#### Aim of the exercise:
Return all of the data exactly as written, without the pictures.

(Records from a collection)
───

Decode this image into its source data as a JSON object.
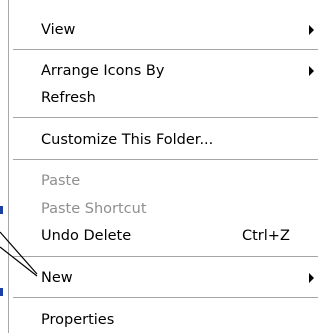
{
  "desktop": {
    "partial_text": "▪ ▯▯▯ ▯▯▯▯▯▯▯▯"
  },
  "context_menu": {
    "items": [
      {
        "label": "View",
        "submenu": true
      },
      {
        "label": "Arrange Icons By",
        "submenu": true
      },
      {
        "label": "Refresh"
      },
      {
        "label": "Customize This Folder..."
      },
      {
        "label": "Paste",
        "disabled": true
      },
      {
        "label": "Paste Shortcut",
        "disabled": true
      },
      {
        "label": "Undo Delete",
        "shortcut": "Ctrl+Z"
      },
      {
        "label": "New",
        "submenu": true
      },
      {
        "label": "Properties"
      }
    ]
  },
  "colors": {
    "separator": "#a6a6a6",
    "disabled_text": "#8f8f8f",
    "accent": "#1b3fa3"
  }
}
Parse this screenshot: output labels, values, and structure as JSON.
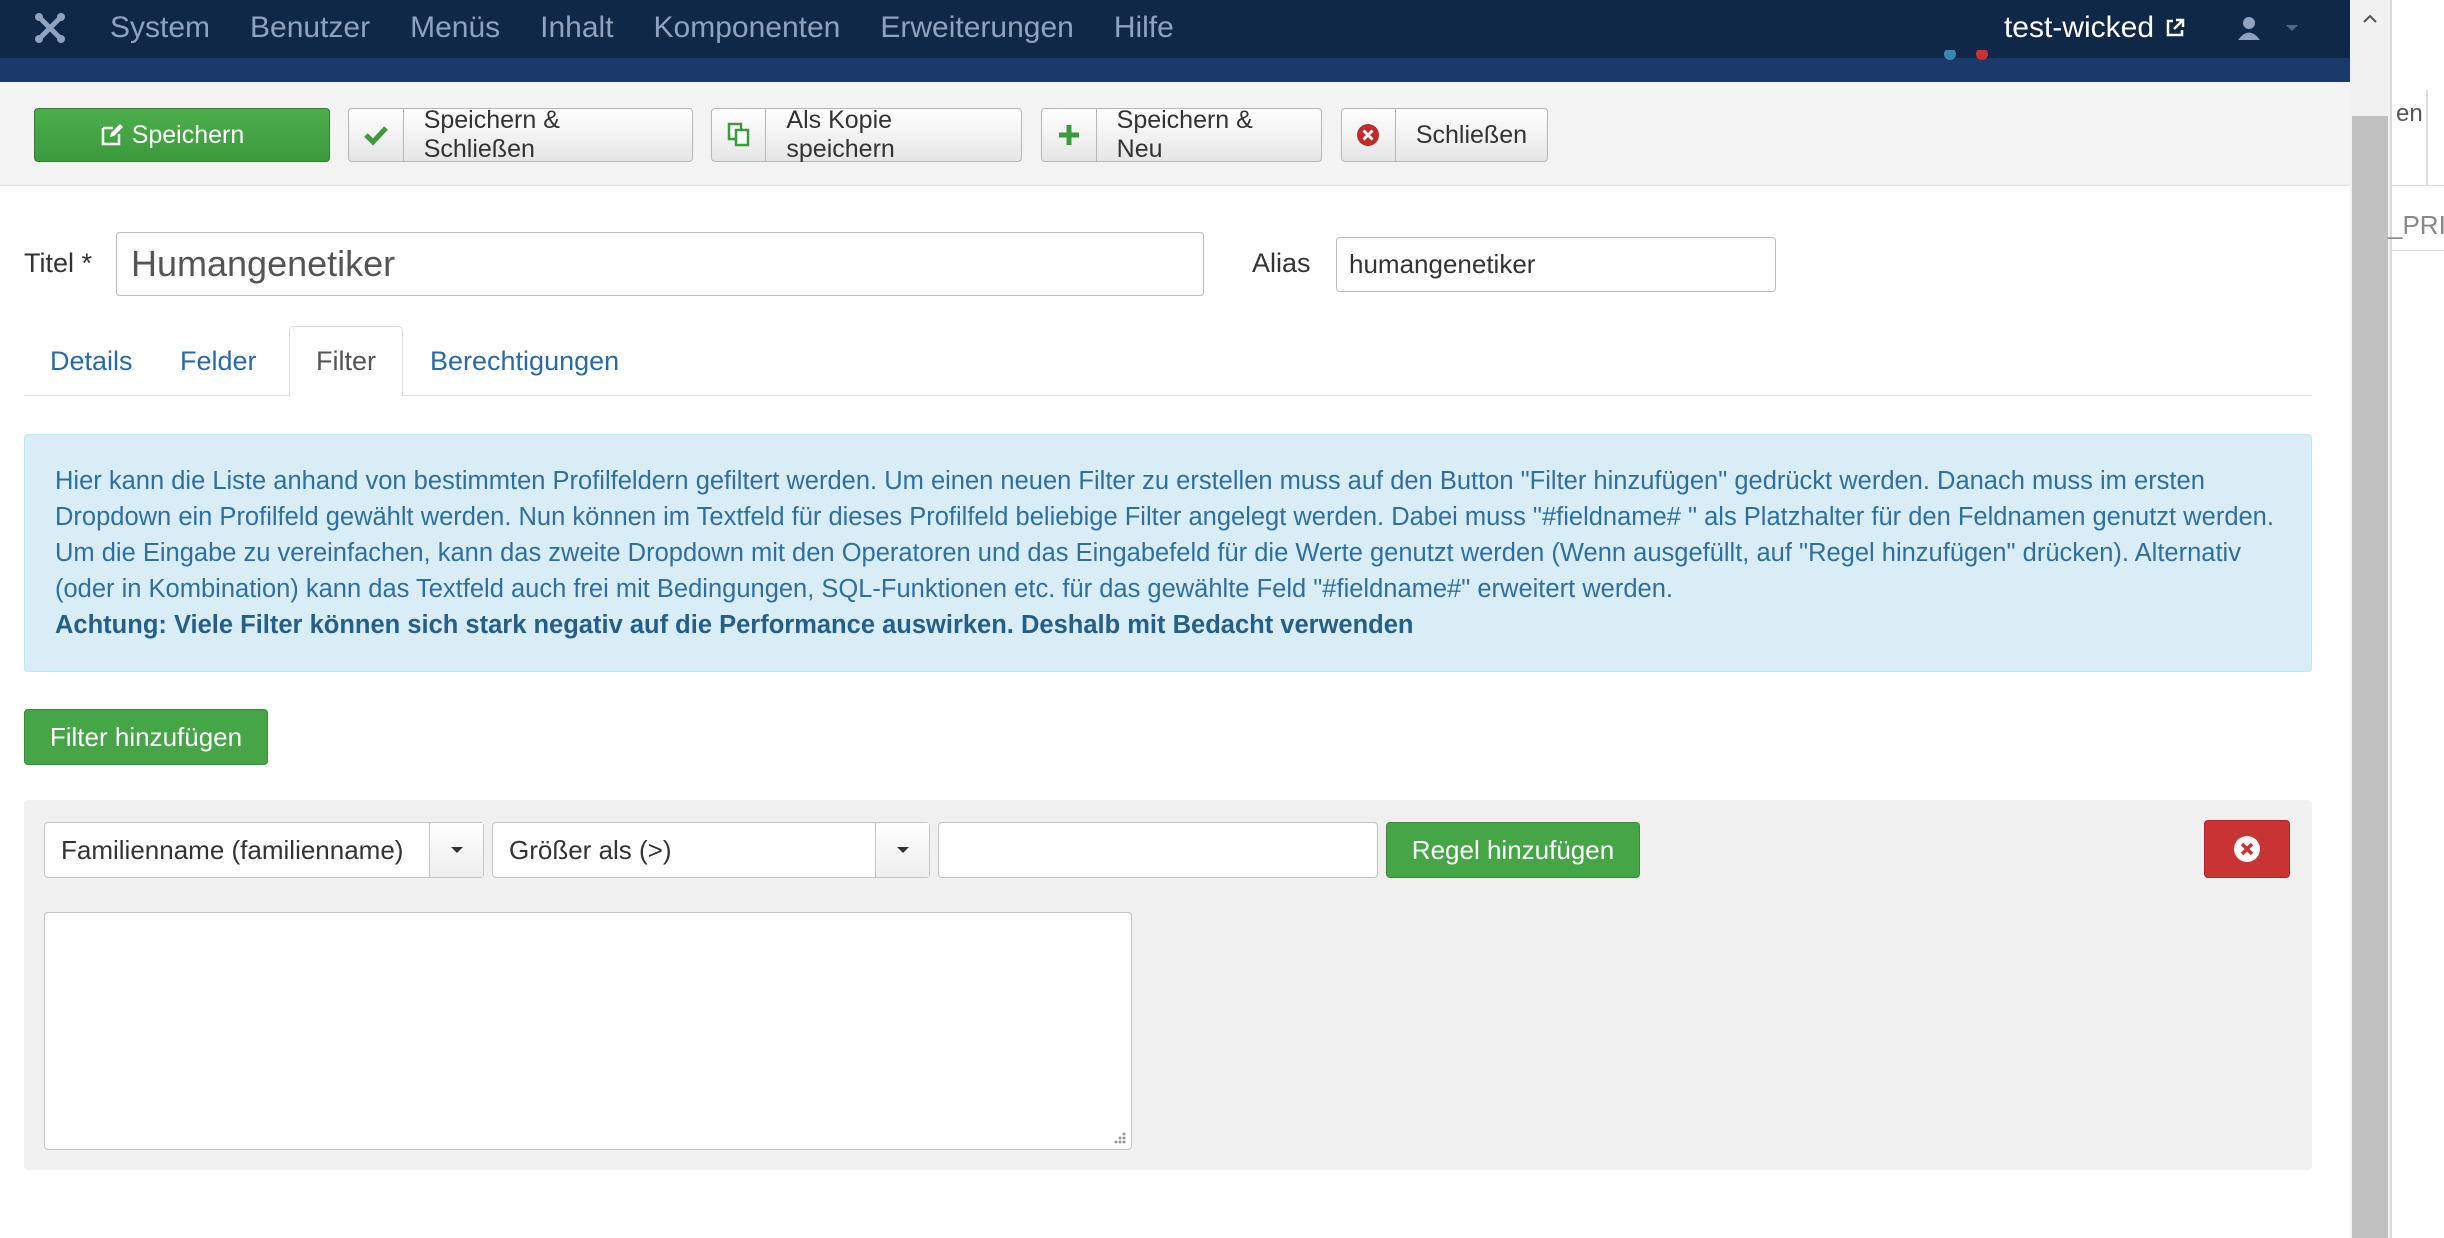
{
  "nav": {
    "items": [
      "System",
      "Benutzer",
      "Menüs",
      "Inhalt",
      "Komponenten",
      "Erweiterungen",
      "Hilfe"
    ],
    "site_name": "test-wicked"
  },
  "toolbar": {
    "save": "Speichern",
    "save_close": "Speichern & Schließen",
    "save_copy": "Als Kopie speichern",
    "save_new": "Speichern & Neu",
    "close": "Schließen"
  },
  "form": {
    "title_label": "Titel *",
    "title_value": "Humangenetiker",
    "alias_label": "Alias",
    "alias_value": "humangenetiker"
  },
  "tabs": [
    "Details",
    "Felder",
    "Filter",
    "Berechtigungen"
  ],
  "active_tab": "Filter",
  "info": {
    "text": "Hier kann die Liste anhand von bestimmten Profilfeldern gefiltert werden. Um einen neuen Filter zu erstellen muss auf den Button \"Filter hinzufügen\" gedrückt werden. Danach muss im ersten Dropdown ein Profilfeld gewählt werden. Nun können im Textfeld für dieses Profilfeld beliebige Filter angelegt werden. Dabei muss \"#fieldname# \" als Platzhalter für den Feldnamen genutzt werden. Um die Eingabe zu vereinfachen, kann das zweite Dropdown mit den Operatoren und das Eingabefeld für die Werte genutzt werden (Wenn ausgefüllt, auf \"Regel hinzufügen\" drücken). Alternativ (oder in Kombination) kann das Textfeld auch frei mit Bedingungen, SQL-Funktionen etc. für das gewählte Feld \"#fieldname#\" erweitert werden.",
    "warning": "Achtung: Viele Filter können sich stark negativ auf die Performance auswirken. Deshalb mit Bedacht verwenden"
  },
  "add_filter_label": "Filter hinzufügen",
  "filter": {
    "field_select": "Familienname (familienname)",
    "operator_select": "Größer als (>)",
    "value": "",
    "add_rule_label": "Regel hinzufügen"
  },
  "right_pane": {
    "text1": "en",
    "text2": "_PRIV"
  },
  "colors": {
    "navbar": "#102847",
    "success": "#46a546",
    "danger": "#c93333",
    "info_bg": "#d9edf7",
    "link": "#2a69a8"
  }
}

───

#### Reply to the task:
Decode this image into its source data as a JSON object.
{
  "desktop": {
    "partial_text": "▪ ▯▯▯ ▯▯▯▯▯▯▯▯"
  },
  "context_menu": {
    "items": [
      {
        "label": "View",
        "submenu": true
      },
      {
        "label": "Arrange Icons By",
        "submenu": true
      },
      {
        "label": "Refresh"
      },
      {
        "label": "Customize This Folder..."
      },
      {
        "label": "Paste",
        "disabled": true
      },
      {
        "label": "Paste Shortcut",
        "disabled": true
      },
      {
        "label": "Undo Delete",
        "shortcut": "Ctrl+Z"
      },
      {
        "label": "New",
        "submenu": true
      },
      {
        "label": "Properties"
      }
    ]
  },
  "colors": {
    "separator": "#a6a6a6",
    "disabled_text": "#8f8f8f",
    "accent": "#1b3fa3"
  }
}
Parse this screenshot: output labels, values, and structure as JSON.
{
  "nav": {
    "items": [
      "System",
      "Benutzer",
      "Menüs",
      "Inhalt",
      "Komponenten",
      "Erweiterungen",
      "Hilfe"
    ],
    "site_name": "test-wicked"
  },
  "toolbar": {
    "save": "Speichern",
    "save_close": "Speichern & Schließen",
    "save_copy": "Als Kopie speichern",
    "save_new": "Speichern & Neu",
    "close": "Schließen"
  },
  "form": {
    "title_label": "Titel *",
    "title_value": "Humangenetiker",
    "alias_label": "Alias",
    "alias_value": "humangenetiker"
  },
  "tabs": [
    "Details",
    "Felder",
    "Filter",
    "Berechtigungen"
  ],
  "active_tab": "Filter",
  "info": {
    "text": "Hier kann die Liste anhand von bestimmten Profilfeldern gefiltert werden. Um einen neuen Filter zu erstellen muss auf den Button \"Filter hinzufügen\" gedrückt werden. Danach muss im ersten Dropdown ein Profilfeld gewählt werden. Nun können im Textfeld für dieses Profilfeld beliebige Filter angelegt werden. Dabei muss \"#fieldname# \" als Platzhalter für den Feldnamen genutzt werden. Um die Eingabe zu vereinfachen, kann das zweite Dropdown mit den Operatoren und das Eingabefeld für die Werte genutzt werden (Wenn ausgefüllt, auf \"Regel hinzufügen\" drücken). Alternativ (oder in Kombination) kann das Textfeld auch frei mit Bedingungen, SQL-Funktionen etc. für das gewählte Feld \"#fieldname#\" erweitert werden.",
    "warning": "Achtung: Viele Filter können sich stark negativ auf die Performance auswirken. Deshalb mit Bedacht verwenden"
  },
  "add_filter_label": "Filter hinzufügen",
  "filter": {
    "field_select": "Familienname (familienname)",
    "operator_select": "Größer als (>)",
    "value": "",
    "add_rule_label": "Regel hinzufügen"
  },
  "right_pane": {
    "text1": "en",
    "text2": "_PRIV"
  },
  "colors": {
    "navbar": "#102847",
    "success": "#46a546",
    "danger": "#c93333",
    "info_bg": "#d9edf7",
    "link": "#2a69a8"
  }
}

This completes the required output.